------ Working data ------
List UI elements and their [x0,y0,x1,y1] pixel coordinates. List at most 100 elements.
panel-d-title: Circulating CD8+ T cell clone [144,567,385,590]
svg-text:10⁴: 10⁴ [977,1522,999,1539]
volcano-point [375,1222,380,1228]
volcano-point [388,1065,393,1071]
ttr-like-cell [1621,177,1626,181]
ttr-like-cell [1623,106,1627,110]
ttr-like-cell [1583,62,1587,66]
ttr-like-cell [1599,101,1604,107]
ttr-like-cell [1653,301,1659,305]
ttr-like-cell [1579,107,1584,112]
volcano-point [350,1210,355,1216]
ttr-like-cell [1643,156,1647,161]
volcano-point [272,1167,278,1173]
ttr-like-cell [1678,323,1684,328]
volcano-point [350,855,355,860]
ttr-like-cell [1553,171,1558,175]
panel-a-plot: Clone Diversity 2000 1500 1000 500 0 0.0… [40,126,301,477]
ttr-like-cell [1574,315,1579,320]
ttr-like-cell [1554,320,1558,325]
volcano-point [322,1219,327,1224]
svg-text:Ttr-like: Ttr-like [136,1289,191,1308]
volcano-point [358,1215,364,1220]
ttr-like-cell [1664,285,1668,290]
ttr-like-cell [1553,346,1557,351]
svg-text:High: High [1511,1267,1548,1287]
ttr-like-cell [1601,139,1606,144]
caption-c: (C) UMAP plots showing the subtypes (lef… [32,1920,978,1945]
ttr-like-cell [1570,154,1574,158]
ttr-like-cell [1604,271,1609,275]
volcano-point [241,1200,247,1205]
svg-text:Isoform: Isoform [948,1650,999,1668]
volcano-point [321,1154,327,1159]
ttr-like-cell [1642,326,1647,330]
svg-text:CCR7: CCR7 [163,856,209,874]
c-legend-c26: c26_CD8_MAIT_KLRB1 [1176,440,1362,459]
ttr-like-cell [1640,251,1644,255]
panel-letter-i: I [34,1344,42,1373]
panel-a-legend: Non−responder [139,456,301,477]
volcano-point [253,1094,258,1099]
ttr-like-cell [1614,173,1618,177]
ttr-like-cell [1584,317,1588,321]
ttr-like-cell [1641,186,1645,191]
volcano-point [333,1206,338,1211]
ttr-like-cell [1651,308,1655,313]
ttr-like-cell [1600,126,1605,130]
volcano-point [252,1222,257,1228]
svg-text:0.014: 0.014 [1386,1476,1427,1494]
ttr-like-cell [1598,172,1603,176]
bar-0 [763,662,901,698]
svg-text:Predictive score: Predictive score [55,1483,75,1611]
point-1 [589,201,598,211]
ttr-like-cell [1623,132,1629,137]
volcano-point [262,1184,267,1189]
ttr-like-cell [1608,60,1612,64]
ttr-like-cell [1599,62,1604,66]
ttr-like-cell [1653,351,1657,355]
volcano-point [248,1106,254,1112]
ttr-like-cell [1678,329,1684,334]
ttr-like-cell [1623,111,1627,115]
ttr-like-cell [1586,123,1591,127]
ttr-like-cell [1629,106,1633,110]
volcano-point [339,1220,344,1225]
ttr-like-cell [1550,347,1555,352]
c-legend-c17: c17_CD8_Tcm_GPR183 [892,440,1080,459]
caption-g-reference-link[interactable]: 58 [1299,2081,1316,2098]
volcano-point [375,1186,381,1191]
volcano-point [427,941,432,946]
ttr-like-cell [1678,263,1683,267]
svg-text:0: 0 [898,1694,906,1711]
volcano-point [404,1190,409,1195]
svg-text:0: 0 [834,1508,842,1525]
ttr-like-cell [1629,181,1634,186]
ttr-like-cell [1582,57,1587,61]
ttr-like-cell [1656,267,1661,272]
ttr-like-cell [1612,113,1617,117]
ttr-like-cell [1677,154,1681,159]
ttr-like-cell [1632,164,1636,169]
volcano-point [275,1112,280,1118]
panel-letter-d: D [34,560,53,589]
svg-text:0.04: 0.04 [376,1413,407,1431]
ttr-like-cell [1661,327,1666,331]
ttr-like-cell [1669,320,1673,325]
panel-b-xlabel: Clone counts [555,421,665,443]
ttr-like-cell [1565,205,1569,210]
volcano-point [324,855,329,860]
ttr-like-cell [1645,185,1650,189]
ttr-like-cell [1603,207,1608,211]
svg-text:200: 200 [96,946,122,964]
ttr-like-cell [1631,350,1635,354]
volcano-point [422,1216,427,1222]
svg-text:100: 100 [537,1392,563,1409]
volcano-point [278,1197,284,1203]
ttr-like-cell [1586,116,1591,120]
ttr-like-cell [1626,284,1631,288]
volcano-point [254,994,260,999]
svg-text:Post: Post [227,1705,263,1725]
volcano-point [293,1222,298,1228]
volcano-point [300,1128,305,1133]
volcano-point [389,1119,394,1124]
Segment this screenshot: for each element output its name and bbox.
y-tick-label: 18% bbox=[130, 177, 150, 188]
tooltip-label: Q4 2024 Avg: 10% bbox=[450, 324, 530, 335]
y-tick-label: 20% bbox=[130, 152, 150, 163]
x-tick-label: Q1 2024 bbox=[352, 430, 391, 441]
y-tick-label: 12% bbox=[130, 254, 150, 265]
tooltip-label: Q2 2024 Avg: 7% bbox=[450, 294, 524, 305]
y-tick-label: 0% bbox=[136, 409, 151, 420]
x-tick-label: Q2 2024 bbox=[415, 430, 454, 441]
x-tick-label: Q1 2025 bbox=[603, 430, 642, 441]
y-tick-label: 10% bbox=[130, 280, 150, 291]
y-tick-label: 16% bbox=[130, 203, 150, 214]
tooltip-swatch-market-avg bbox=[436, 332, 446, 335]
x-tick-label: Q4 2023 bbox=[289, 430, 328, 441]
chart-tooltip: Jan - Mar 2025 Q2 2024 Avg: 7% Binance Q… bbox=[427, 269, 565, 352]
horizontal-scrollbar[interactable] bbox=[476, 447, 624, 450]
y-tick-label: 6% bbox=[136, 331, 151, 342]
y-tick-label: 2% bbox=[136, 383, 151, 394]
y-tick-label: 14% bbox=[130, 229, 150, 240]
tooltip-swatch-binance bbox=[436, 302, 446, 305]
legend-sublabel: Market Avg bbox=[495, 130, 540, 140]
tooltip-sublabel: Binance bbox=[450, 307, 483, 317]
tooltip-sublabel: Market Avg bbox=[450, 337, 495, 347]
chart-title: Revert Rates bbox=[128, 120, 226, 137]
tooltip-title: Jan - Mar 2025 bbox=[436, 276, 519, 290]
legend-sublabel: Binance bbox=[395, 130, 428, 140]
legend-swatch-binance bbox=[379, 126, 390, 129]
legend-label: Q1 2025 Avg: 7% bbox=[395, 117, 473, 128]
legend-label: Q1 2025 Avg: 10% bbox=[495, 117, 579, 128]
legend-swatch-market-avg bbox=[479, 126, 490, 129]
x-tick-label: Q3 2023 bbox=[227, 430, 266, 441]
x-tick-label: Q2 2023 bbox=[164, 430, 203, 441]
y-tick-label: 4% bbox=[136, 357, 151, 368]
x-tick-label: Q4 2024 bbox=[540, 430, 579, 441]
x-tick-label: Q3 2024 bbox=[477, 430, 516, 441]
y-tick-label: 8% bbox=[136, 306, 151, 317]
------
▶ _Aim_
Extract every line from all the entries above verbatim, keeping each character unchanged.

▶ _Output below_
List UI elements and their [x0,y0,x1,y1] pixel coordinates. List at most 100 elements.
panel-d-title: Circulating CD8+ T cell clone [144,567,385,590]
svg-text:10⁴: 10⁴ [977,1522,999,1539]
volcano-point [375,1222,380,1228]
volcano-point [388,1065,393,1071]
ttr-like-cell [1621,177,1626,181]
ttr-like-cell [1623,106,1627,110]
ttr-like-cell [1583,62,1587,66]
ttr-like-cell [1599,101,1604,107]
ttr-like-cell [1653,301,1659,305]
ttr-like-cell [1579,107,1584,112]
volcano-point [350,1210,355,1216]
ttr-like-cell [1643,156,1647,161]
volcano-point [272,1167,278,1173]
ttr-like-cell [1678,323,1684,328]
volcano-point [350,855,355,860]
ttr-like-cell [1553,171,1558,175]
panel-a-plot: Clone Diversity 2000 1500 1000 500 0 0.0… [40,126,301,477]
ttr-like-cell [1574,315,1579,320]
ttr-like-cell [1554,320,1558,325]
volcano-point [322,1219,327,1224]
svg-text:Ttr-like: Ttr-like [136,1289,191,1308]
volcano-point [358,1215,364,1220]
ttr-like-cell [1664,285,1668,290]
ttr-like-cell [1553,346,1557,351]
svg-text:High: High [1511,1267,1548,1287]
ttr-like-cell [1601,139,1606,144]
caption-c: (C) UMAP plots showing the subtypes (lef… [32,1920,978,1945]
ttr-like-cell [1570,154,1574,158]
ttr-like-cell [1604,271,1609,275]
volcano-point [241,1200,247,1205]
svg-text:Isoform: Isoform [948,1650,999,1668]
volcano-point [321,1154,327,1159]
ttr-like-cell [1642,326,1647,330]
svg-text:CCR7: CCR7 [163,856,209,874]
c-legend-c26: c26_CD8_MAIT_KLRB1 [1176,440,1362,459]
ttr-like-cell [1640,251,1644,255]
panel-letter-i: I [34,1344,42,1373]
panel-a-legend: Non−responder [139,456,301,477]
volcano-point [253,1094,258,1099]
ttr-like-cell [1614,173,1618,177]
ttr-like-cell [1584,317,1588,321]
ttr-like-cell [1641,186,1645,191]
volcano-point [333,1206,338,1211]
ttr-like-cell [1651,308,1655,313]
ttr-like-cell [1600,126,1605,130]
volcano-point [252,1222,257,1228]
svg-text:0.014: 0.014 [1386,1476,1427,1494]
ttr-like-cell [1598,172,1603,176]
bar-0 [763,662,901,698]
svg-text:Predictive score: Predictive score [55,1483,75,1611]
point-1 [589,201,598,211]
ttr-like-cell [1623,132,1629,137]
volcano-point [262,1184,267,1189]
ttr-like-cell [1608,60,1612,64]
ttr-like-cell [1599,62,1604,66]
ttr-like-cell [1653,351,1657,355]
volcano-point [248,1106,254,1112]
ttr-like-cell [1678,329,1684,334]
ttr-like-cell [1623,111,1627,115]
ttr-like-cell [1586,123,1591,127]
ttr-like-cell [1629,106,1633,110]
volcano-point [339,1220,344,1225]
ttr-like-cell [1550,347,1555,352]
c-legend-c17: c17_CD8_Tcm_GPR183 [892,440,1080,459]
caption-g-reference-link[interactable]: 58 [1299,2081,1316,2098]
volcano-point [375,1186,381,1191]
volcano-point [427,941,432,946]
ttr-like-cell [1678,263,1683,267]
svg-text:0: 0 [898,1694,906,1711]
volcano-point [404,1190,409,1195]
svg-text:0: 0 [834,1508,842,1525]
ttr-like-cell [1629,181,1634,186]
ttr-like-cell [1582,57,1587,61]
ttr-like-cell [1656,267,1661,272]
ttr-like-cell [1612,113,1617,117]
ttr-like-cell [1677,154,1681,159]
ttr-like-cell [1632,164,1636,169]
volcano-point [275,1112,280,1118]
panel-letter-d: D [34,560,53,589]
svg-text:0.04: 0.04 [376,1413,407,1431]
ttr-like-cell [1661,327,1666,331]
ttr-like-cell [1669,320,1673,325]
panel-b-xlabel: Clone counts [555,421,665,443]
ttr-like-cell [1565,205,1569,210]
volcano-point [324,855,329,860]
ttr-like-cell [1645,185,1650,189]
ttr-like-cell [1603,207,1608,211]
svg-text:200: 200 [96,946,122,964]
ttr-like-cell [1631,350,1635,354]
volcano-point [422,1216,427,1222]
svg-text:100: 100 [537,1392,563,1409]
volcano-point [278,1197,284,1203]
ttr-like-cell [1586,116,1591,120]
ttr-like-cell [1626,284,1631,288]
volcano-point [254,994,260,999]
svg-text:Post: Post [227,1705,263,1725]
volcano-point [293,1222,298,1228]
volcano-point [300,1128,305,1133]
volcano-point [389,1119,394,1124]
Segment this screenshot: for each element output its name and bbox.
y-tick-label: 18% bbox=[130, 177, 150, 188]
tooltip-label: Q4 2024 Avg: 10% bbox=[450, 324, 530, 335]
y-tick-label: 20% bbox=[130, 152, 150, 163]
x-tick-label: Q1 2024 bbox=[352, 430, 391, 441]
y-tick-label: 12% bbox=[130, 254, 150, 265]
tooltip-label: Q2 2024 Avg: 7% bbox=[450, 294, 524, 305]
y-tick-label: 0% bbox=[136, 409, 151, 420]
x-tick-label: Q2 2024 bbox=[415, 430, 454, 441]
x-tick-label: Q1 2025 bbox=[603, 430, 642, 441]
y-tick-label: 10% bbox=[130, 280, 150, 291]
y-tick-label: 16% bbox=[130, 203, 150, 214]
tooltip-swatch-market-avg bbox=[436, 332, 446, 335]
x-tick-label: Q4 2023 bbox=[289, 430, 328, 441]
chart-tooltip: Jan - Mar 2025 Q2 2024 Avg: 7% Binance Q… bbox=[427, 269, 565, 352]
horizontal-scrollbar[interactable] bbox=[476, 447, 624, 450]
y-tick-label: 6% bbox=[136, 331, 151, 342]
y-tick-label: 2% bbox=[136, 383, 151, 394]
y-tick-label: 14% bbox=[130, 229, 150, 240]
tooltip-swatch-binance bbox=[436, 302, 446, 305]
legend-sublabel: Market Avg bbox=[495, 130, 540, 140]
tooltip-sublabel: Binance bbox=[450, 307, 483, 317]
tooltip-sublabel: Market Avg bbox=[450, 337, 495, 347]
chart-title: Revert Rates bbox=[128, 120, 226, 137]
tooltip-title: Jan - Mar 2025 bbox=[436, 276, 519, 290]
legend-sublabel: Binance bbox=[395, 130, 428, 140]
legend-swatch-binance bbox=[379, 126, 390, 129]
legend-label: Q1 2025 Avg: 7% bbox=[395, 117, 473, 128]
legend-label: Q1 2025 Avg: 10% bbox=[495, 117, 579, 128]
legend-swatch-market-avg bbox=[479, 126, 490, 129]
x-tick-label: Q3 2023 bbox=[227, 430, 266, 441]
x-tick-label: Q2 2023 bbox=[164, 430, 203, 441]
y-tick-label: 4% bbox=[136, 357, 151, 368]
x-tick-label: Q4 2024 bbox=[540, 430, 579, 441]
x-tick-label: Q3 2024 bbox=[477, 430, 516, 441]
y-tick-label: 8% bbox=[136, 306, 151, 317]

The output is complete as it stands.